— start of Input data —
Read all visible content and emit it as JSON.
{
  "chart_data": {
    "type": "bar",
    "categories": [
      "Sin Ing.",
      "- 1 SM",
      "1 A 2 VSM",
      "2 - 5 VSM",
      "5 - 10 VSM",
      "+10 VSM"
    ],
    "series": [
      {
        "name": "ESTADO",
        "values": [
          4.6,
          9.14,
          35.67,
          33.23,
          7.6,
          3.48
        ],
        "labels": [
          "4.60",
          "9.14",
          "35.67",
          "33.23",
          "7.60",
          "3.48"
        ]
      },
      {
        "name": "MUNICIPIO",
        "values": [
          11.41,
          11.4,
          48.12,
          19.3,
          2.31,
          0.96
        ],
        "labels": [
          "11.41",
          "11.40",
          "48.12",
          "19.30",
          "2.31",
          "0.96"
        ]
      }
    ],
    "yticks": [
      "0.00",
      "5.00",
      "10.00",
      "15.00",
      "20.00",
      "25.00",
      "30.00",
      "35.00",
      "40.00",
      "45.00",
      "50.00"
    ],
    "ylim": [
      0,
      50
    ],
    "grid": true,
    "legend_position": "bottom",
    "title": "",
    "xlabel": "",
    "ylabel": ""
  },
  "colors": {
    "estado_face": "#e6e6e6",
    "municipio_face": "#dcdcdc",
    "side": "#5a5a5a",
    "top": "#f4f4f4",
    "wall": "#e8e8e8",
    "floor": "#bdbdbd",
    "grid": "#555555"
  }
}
— end of Input data —
— start of Input data —
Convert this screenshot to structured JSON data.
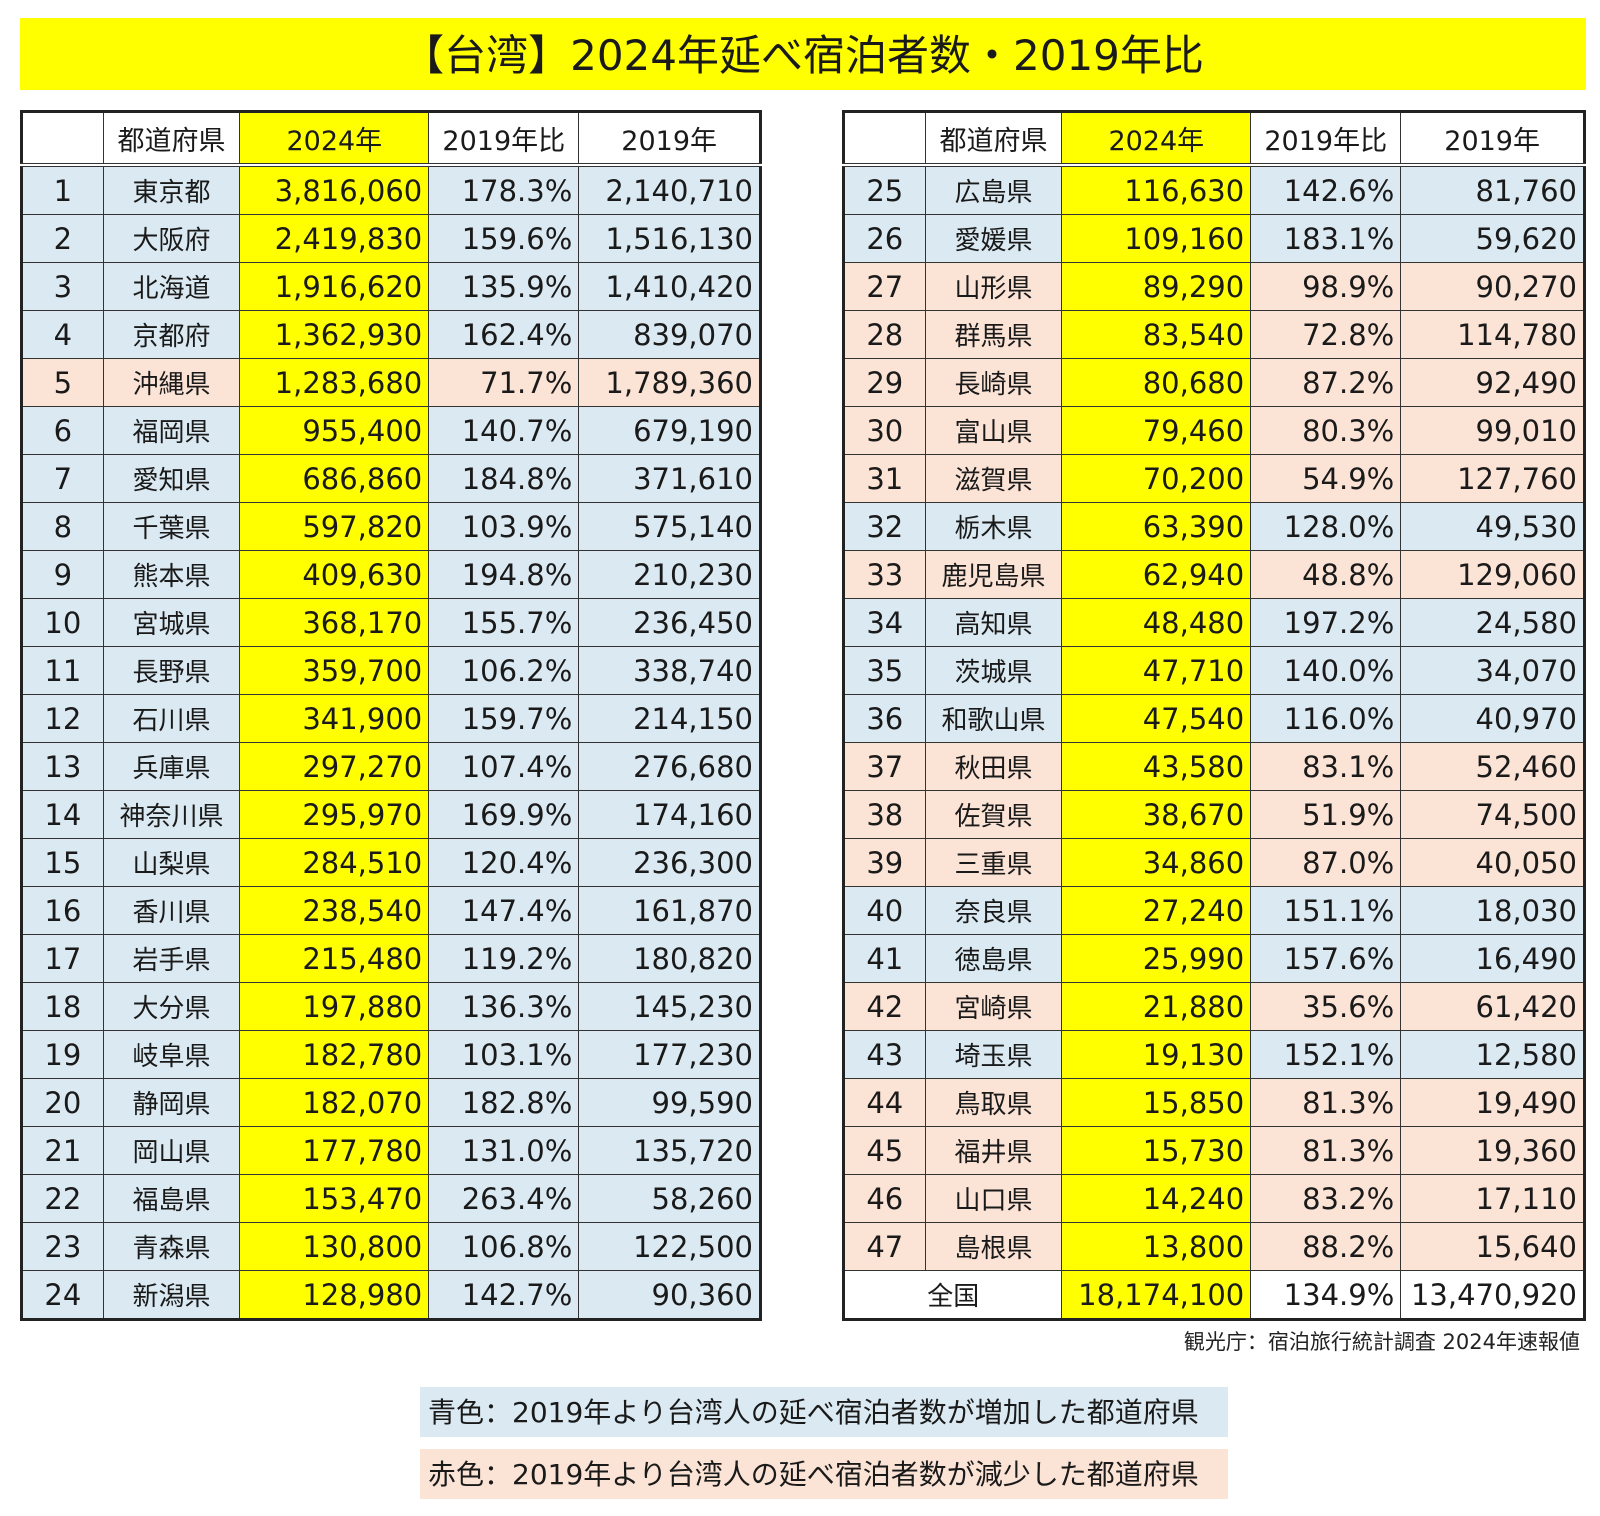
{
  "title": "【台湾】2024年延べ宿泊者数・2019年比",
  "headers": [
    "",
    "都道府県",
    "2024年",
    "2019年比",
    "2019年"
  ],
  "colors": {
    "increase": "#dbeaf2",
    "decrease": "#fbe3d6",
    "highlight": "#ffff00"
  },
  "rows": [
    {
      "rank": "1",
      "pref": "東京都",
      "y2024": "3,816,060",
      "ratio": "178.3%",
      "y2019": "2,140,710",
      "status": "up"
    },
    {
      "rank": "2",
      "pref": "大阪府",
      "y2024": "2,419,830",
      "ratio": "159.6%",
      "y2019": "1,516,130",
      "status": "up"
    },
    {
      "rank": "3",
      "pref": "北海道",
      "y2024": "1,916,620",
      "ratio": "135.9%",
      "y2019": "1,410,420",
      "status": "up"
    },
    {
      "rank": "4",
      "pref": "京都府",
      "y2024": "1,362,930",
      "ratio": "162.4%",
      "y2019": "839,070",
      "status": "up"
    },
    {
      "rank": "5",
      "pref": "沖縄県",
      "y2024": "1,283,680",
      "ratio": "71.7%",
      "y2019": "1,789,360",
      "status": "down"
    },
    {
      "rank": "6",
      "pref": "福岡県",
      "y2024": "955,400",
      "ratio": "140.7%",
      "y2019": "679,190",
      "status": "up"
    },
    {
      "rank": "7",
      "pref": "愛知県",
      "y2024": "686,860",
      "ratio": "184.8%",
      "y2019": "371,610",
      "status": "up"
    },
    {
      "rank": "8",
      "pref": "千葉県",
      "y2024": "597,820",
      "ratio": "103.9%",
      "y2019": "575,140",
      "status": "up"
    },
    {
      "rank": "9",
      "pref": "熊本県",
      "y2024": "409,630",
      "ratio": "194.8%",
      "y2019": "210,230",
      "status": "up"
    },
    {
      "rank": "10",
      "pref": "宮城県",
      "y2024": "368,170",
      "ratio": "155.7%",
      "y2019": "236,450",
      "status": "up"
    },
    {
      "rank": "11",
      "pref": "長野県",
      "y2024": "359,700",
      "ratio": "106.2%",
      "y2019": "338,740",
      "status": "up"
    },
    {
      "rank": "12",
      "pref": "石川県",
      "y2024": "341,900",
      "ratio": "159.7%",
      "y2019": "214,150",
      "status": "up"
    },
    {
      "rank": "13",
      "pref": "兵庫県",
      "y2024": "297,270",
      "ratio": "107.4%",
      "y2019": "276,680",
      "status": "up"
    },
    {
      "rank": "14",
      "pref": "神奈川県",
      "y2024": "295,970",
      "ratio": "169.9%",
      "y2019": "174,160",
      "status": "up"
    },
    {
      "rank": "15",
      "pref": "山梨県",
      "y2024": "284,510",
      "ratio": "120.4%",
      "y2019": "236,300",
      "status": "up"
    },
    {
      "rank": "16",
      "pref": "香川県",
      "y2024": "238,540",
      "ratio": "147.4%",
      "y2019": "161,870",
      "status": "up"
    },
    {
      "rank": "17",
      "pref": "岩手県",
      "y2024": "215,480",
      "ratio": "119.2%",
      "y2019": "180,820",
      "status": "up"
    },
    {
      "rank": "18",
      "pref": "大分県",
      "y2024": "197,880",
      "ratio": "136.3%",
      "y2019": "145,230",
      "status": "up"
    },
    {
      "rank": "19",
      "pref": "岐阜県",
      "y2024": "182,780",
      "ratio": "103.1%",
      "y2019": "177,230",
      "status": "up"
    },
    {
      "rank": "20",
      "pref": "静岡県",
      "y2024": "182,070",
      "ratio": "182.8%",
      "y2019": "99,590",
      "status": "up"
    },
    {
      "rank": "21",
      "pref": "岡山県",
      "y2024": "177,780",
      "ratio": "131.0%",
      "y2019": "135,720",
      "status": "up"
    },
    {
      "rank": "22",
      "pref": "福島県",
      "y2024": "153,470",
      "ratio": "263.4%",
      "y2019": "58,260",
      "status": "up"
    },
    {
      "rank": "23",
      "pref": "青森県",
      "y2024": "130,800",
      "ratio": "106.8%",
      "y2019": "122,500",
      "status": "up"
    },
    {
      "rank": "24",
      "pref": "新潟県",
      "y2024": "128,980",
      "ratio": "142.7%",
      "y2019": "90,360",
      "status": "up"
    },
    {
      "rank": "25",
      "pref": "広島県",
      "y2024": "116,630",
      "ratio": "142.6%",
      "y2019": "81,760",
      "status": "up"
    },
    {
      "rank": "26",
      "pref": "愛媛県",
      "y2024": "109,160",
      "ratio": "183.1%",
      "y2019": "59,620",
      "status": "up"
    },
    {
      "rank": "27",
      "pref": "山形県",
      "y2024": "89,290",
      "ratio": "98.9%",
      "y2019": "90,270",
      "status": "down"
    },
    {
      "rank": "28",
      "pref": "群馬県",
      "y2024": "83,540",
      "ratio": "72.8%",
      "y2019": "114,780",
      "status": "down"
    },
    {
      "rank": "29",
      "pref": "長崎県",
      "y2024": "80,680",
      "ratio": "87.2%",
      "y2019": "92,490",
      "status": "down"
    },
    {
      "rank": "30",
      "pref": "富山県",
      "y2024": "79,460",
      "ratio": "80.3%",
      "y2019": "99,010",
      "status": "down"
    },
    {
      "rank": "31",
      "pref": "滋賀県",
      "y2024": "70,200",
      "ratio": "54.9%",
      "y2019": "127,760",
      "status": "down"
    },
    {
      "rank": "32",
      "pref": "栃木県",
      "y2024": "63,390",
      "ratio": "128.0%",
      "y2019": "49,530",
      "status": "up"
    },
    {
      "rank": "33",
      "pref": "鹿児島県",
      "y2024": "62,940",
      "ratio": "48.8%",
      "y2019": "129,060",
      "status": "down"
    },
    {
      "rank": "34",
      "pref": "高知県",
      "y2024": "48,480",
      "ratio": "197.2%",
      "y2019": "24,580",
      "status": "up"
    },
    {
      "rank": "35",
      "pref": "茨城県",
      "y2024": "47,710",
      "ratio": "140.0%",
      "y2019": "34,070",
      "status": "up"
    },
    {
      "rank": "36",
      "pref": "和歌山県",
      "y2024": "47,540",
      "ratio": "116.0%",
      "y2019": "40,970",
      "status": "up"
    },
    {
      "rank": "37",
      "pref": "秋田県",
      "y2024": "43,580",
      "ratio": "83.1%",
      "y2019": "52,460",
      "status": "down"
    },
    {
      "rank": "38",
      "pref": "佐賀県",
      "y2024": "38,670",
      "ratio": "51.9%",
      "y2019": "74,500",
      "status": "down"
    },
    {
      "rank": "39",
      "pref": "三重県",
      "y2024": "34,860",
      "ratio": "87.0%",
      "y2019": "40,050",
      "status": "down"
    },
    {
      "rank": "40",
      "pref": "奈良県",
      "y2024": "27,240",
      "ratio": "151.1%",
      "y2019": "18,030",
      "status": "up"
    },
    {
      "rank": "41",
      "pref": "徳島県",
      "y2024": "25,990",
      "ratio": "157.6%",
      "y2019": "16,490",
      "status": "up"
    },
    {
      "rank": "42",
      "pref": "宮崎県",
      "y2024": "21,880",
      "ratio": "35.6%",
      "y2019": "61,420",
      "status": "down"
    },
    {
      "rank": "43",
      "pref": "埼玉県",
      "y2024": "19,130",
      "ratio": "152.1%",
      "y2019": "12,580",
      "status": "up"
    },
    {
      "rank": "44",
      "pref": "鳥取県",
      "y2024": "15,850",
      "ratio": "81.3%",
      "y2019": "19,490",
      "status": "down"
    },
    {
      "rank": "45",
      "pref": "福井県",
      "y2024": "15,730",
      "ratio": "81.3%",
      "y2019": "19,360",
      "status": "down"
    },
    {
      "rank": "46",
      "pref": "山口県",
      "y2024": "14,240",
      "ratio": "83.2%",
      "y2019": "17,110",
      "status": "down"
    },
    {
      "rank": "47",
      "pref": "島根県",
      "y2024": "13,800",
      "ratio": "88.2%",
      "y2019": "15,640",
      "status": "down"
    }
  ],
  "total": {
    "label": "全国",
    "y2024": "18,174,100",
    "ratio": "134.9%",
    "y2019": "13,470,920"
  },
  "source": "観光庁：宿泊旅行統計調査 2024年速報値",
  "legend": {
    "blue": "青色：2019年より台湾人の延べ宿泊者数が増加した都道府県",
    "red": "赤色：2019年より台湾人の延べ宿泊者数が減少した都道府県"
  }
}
— end of Input data —
What you are asked to do: Show every line from the entries above in which the word "JSON" appears.

Exercise result:
Read all visible content and emit it as JSON.
Convert this screenshot to structured JSON data.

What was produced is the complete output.